======== Exercise data ========
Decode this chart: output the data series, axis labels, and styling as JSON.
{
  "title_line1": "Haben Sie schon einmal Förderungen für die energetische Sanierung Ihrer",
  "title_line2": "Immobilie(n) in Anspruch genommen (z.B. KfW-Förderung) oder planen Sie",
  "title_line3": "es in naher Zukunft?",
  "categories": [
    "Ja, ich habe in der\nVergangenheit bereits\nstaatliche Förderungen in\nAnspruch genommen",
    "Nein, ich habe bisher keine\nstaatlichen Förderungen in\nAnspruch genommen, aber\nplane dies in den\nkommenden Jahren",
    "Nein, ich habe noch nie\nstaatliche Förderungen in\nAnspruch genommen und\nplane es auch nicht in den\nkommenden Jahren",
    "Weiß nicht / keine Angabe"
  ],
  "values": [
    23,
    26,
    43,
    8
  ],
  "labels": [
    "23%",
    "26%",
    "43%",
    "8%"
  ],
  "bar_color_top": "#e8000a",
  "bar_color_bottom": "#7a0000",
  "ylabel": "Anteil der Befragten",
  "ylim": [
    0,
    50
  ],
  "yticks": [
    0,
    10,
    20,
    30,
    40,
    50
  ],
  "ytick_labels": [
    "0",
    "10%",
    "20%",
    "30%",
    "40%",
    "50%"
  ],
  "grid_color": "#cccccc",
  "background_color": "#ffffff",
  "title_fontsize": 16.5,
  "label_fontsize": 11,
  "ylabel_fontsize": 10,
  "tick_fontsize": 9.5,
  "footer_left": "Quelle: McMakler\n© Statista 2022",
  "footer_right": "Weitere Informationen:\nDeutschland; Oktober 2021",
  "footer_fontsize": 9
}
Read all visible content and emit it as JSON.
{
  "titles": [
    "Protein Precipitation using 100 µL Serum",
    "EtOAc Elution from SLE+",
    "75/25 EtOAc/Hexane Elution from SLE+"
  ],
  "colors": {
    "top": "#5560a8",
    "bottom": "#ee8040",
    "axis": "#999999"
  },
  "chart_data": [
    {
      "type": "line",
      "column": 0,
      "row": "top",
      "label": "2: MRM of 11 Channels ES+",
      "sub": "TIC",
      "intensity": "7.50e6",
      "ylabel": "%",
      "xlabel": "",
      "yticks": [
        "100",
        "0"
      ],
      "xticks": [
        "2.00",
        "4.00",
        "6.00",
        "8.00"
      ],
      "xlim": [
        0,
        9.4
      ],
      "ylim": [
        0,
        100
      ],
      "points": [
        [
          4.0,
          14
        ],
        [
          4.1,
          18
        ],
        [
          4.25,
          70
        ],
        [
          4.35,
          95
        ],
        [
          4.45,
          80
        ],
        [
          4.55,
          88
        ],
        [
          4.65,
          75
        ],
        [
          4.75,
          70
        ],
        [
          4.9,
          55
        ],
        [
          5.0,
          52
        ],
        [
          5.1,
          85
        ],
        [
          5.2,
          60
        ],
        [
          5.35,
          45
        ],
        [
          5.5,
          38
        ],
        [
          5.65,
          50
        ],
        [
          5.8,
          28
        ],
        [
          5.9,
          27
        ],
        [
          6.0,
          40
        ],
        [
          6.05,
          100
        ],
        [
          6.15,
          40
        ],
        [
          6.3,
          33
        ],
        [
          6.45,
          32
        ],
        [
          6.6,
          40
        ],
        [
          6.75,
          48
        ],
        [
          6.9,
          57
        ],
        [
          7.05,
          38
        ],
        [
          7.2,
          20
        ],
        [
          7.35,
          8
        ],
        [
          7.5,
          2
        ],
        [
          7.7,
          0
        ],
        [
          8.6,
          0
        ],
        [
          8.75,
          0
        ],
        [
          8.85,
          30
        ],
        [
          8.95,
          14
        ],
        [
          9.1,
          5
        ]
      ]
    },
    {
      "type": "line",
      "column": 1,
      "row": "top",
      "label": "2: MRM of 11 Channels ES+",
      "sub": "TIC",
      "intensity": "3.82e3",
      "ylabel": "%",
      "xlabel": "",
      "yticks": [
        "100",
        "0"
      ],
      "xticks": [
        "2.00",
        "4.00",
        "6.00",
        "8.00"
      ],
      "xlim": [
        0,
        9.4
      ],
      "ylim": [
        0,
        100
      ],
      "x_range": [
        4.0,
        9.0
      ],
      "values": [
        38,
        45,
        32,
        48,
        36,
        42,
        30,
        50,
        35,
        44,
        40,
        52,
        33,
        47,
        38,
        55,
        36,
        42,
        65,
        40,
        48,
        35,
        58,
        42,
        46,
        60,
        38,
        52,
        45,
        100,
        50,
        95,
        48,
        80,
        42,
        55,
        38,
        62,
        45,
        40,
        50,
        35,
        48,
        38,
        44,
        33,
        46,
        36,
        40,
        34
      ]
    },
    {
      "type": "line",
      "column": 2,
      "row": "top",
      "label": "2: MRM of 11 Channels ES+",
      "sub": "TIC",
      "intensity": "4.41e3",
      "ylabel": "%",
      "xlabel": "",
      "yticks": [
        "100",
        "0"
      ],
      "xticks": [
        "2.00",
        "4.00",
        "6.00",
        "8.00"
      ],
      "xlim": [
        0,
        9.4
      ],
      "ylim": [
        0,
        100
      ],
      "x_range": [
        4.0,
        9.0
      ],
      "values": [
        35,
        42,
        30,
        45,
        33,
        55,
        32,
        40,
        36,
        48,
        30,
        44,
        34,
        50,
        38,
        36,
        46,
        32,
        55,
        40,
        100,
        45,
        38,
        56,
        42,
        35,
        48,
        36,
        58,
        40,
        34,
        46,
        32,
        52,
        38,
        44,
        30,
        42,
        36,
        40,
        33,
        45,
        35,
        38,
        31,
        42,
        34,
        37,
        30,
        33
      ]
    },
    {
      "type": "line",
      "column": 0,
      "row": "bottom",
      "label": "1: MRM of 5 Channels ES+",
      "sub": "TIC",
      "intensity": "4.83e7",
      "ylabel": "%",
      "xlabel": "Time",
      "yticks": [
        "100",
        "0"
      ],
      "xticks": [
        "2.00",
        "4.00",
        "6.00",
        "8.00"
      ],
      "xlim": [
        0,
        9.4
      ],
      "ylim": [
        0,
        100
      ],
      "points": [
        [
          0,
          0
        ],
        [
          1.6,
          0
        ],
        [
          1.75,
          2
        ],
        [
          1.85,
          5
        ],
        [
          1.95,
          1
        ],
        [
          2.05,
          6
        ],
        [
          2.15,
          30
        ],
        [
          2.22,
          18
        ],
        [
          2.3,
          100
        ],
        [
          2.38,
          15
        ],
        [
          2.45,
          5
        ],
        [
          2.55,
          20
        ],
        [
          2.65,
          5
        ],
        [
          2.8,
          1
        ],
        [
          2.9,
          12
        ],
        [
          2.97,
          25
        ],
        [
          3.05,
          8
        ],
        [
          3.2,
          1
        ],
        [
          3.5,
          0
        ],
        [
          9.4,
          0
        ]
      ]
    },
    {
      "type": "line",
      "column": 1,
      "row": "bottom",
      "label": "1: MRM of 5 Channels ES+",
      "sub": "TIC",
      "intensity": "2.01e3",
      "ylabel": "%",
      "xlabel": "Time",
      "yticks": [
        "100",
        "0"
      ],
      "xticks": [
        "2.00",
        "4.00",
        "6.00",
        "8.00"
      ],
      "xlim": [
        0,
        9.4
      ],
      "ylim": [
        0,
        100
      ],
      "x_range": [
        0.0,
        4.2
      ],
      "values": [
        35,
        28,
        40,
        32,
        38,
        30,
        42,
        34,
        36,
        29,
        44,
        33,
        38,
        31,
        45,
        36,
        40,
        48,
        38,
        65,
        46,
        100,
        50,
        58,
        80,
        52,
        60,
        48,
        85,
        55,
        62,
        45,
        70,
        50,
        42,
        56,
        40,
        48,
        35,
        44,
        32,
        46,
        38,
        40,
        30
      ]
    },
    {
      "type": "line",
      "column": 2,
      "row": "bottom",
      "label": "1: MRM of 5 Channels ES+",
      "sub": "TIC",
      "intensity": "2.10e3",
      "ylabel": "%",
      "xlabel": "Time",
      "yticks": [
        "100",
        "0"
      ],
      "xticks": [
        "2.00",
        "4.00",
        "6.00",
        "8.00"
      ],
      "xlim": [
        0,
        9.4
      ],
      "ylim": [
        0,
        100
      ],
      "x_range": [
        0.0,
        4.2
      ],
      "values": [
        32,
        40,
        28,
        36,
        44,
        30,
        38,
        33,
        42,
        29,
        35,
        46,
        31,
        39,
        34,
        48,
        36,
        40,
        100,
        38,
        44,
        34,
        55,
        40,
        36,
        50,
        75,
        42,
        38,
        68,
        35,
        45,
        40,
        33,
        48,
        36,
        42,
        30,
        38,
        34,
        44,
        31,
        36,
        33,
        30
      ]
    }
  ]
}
========
◆ About this task ◆
Answer with one number only: how many lines in the data contain the word "intensity"?

◆ Result for this exercise ◆
6